YOUR GOAL: Give an exact transcription of every line, dropping the images.

RECORDED INFORMATION:
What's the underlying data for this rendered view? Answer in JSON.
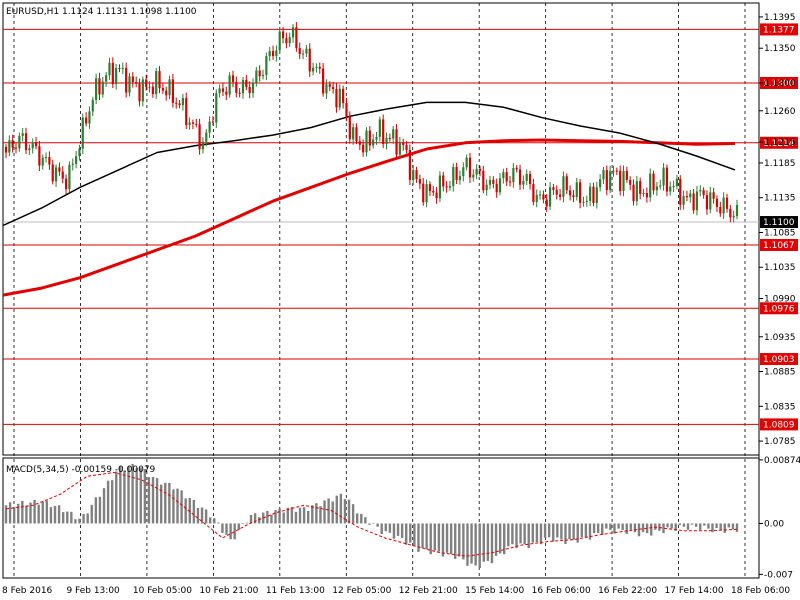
{
  "chart_data": {
    "type": "candlestick",
    "title": "EURUSD,H1  1.1124 1.1131 1.1098 1.1100",
    "symbol": "EURUSD",
    "timeframe": "H1",
    "ohlc_header": [
      "1.1124",
      "1.1131",
      "1.1098",
      "1.1100"
    ],
    "colors": {
      "bull": "#2e7d32",
      "bear": "#d50000",
      "ma_fast": "#000000",
      "ma_slow": "#e00000",
      "level": "#e00000",
      "macd_hist": "#808080",
      "macd_signal": "#e00000",
      "last_price_bg": "#000000"
    },
    "price_axis": {
      "min": 1.0765,
      "max": 1.1415,
      "ticks": [
        "1.1395",
        "1.1350",
        "1.1300",
        "1.1260",
        "1.1215",
        "1.1185",
        "1.1135",
        "1.1085",
        "1.1035",
        "1.0990",
        "1.0935",
        "1.0885",
        "1.0835",
        "1.0785"
      ]
    },
    "last_price": "1.1100",
    "levels": [
      "1.1377",
      "1.1300",
      "1.1214",
      "1.1067",
      "1.0976",
      "1.0903",
      "1.0809"
    ],
    "x_labels": [
      "8 Feb 2016",
      "9 Feb 13:00",
      "10 Feb 05:00",
      "10 Feb 21:00",
      "11 Feb 13:00",
      "12 Feb 05:00",
      "12 Feb 21:00",
      "15 Feb 14:00",
      "16 Feb 06:00",
      "16 Feb 22:00",
      "17 Feb 14:00",
      "18 Feb 06:00"
    ],
    "ohlc_path": [
      1.12,
      1.122,
      1.121,
      1.119,
      1.117,
      1.116,
      1.122,
      1.128,
      1.131,
      1.132,
      1.13,
      1.129,
      1.13,
      1.129,
      1.127,
      1.124,
      1.121,
      1.128,
      1.13,
      1.129,
      1.13,
      1.133,
      1.136,
      1.137,
      1.134,
      1.132,
      1.129,
      1.128,
      1.122,
      1.121,
      1.123,
      1.122,
      1.121,
      1.116,
      1.114,
      1.115,
      1.116,
      1.118,
      1.117,
      1.115,
      1.116,
      1.117,
      1.116,
      1.113,
      1.114,
      1.115,
      1.114,
      1.113,
      1.116,
      1.117,
      1.116,
      1.114,
      1.115,
      1.116,
      1.115,
      1.113,
      1.114,
      1.113,
      1.112,
      1.111
    ],
    "ma_fast": [
      1.1095,
      1.112,
      1.115,
      1.1175,
      1.12,
      1.121,
      1.1217,
      1.1225,
      1.1236,
      1.1252,
      1.1263,
      1.1272,
      1.1272,
      1.1265,
      1.125,
      1.1238,
      1.1228,
      1.1213,
      1.1195,
      1.1175
    ],
    "ma_slow": [
      1.0995,
      1.1005,
      1.102,
      1.104,
      1.106,
      1.108,
      1.1105,
      1.113,
      1.115,
      1.117,
      1.1188,
      1.1205,
      1.1214,
      1.1217,
      1.1218,
      1.1217,
      1.1216,
      1.1214,
      1.1212,
      1.1213
    ],
    "macd": {
      "label": "MACD(5,34,5) -0.00159 -0.00079",
      "min": -0.0075,
      "max": 0.009,
      "ticks": [
        "0.00874",
        "0.00",
        "-0.007"
      ],
      "histogram": [
        0.0025,
        0.0028,
        0.003,
        0.002,
        0.0005,
        0.004,
        0.0075,
        0.008,
        0.006,
        0.005,
        0.003,
        0.001,
        -0.0025,
        0.001,
        0.0015,
        0.002,
        0.002,
        0.003,
        0.004,
        0.001,
        -0.001,
        -0.002,
        -0.0035,
        -0.004,
        -0.0045,
        -0.006,
        -0.005,
        -0.003,
        -0.003,
        -0.002,
        -0.0025,
        -0.002,
        -0.001,
        -0.001,
        -0.0015,
        -0.001,
        -0.0005,
        -0.0005,
        -0.001,
        -0.0008
      ],
      "signal": [
        0.002,
        0.0025,
        0.004,
        0.0065,
        0.007,
        0.006,
        0.004,
        0.001,
        -0.002,
        0.0,
        0.0015,
        0.0025,
        0.0018,
        -0.0005,
        -0.002,
        -0.003,
        -0.004,
        -0.0045,
        -0.004,
        -0.003,
        -0.0025,
        -0.0022,
        -0.0015,
        -0.001,
        -0.0005,
        -0.001,
        -0.001,
        -0.0008
      ]
    }
  }
}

IN RESPONSE:
What's the underlying data for this rendered view? Answer in JSON.
{
  "chart_data": {
    "type": "candlestick",
    "title": "EURUSD,H1  1.1124 1.1131 1.1098 1.1100",
    "symbol": "EURUSD",
    "timeframe": "H1",
    "ohlc_header": [
      "1.1124",
      "1.1131",
      "1.1098",
      "1.1100"
    ],
    "colors": {
      "bull": "#2e7d32",
      "bear": "#d50000",
      "ma_fast": "#000000",
      "ma_slow": "#e00000",
      "level": "#e00000",
      "macd_hist": "#808080",
      "macd_signal": "#e00000",
      "last_price_bg": "#000000"
    },
    "price_axis": {
      "min": 1.0765,
      "max": 1.1415,
      "ticks": [
        "1.1395",
        "1.1350",
        "1.1300",
        "1.1260",
        "1.1215",
        "1.1185",
        "1.1135",
        "1.1085",
        "1.1035",
        "1.0990",
        "1.0935",
        "1.0885",
        "1.0835",
        "1.0785"
      ]
    },
    "last_price": "1.1100",
    "levels": [
      "1.1377",
      "1.1300",
      "1.1214",
      "1.1067",
      "1.0976",
      "1.0903",
      "1.0809"
    ],
    "x_labels": [
      "8 Feb 2016",
      "9 Feb 13:00",
      "10 Feb 05:00",
      "10 Feb 21:00",
      "11 Feb 13:00",
      "12 Feb 05:00",
      "12 Feb 21:00",
      "15 Feb 14:00",
      "16 Feb 06:00",
      "16 Feb 22:00",
      "17 Feb 14:00",
      "18 Feb 06:00"
    ],
    "ohlc_path": [
      1.12,
      1.122,
      1.121,
      1.119,
      1.117,
      1.116,
      1.122,
      1.128,
      1.131,
      1.132,
      1.13,
      1.129,
      1.13,
      1.129,
      1.127,
      1.124,
      1.121,
      1.128,
      1.13,
      1.129,
      1.13,
      1.133,
      1.136,
      1.137,
      1.134,
      1.132,
      1.129,
      1.128,
      1.122,
      1.121,
      1.123,
      1.122,
      1.121,
      1.116,
      1.114,
      1.115,
      1.116,
      1.118,
      1.117,
      1.115,
      1.116,
      1.117,
      1.116,
      1.113,
      1.114,
      1.115,
      1.114,
      1.113,
      1.116,
      1.117,
      1.116,
      1.114,
      1.115,
      1.116,
      1.115,
      1.113,
      1.114,
      1.113,
      1.112,
      1.111
    ],
    "ma_fast": [
      1.1095,
      1.112,
      1.115,
      1.1175,
      1.12,
      1.121,
      1.1217,
      1.1225,
      1.1236,
      1.1252,
      1.1263,
      1.1272,
      1.1272,
      1.1265,
      1.125,
      1.1238,
      1.1228,
      1.1213,
      1.1195,
      1.1175
    ],
    "ma_slow": [
      1.0995,
      1.1005,
      1.102,
      1.104,
      1.106,
      1.108,
      1.1105,
      1.113,
      1.115,
      1.117,
      1.1188,
      1.1205,
      1.1214,
      1.1217,
      1.1218,
      1.1217,
      1.1216,
      1.1214,
      1.1212,
      1.1213
    ],
    "macd": {
      "label": "MACD(5,34,5) -0.00159 -0.00079",
      "min": -0.0075,
      "max": 0.009,
      "ticks": [
        "0.00874",
        "0.00",
        "-0.007"
      ],
      "histogram": [
        0.0025,
        0.0028,
        0.003,
        0.002,
        0.0005,
        0.004,
        0.0075,
        0.008,
        0.006,
        0.005,
        0.003,
        0.001,
        -0.0025,
        0.001,
        0.0015,
        0.002,
        0.002,
        0.003,
        0.004,
        0.001,
        -0.001,
        -0.002,
        -0.0035,
        -0.004,
        -0.0045,
        -0.006,
        -0.005,
        -0.003,
        -0.003,
        -0.002,
        -0.0025,
        -0.002,
        -0.001,
        -0.001,
        -0.0015,
        -0.001,
        -0.0005,
        -0.0005,
        -0.001,
        -0.0008
      ],
      "signal": [
        0.002,
        0.0025,
        0.004,
        0.0065,
        0.007,
        0.006,
        0.004,
        0.001,
        -0.002,
        0.0,
        0.0015,
        0.0025,
        0.0018,
        -0.0005,
        -0.002,
        -0.003,
        -0.004,
        -0.0045,
        -0.004,
        -0.003,
        -0.0025,
        -0.0022,
        -0.0015,
        -0.001,
        -0.0005,
        -0.001,
        -0.001,
        -0.0008
      ]
    }
  }
}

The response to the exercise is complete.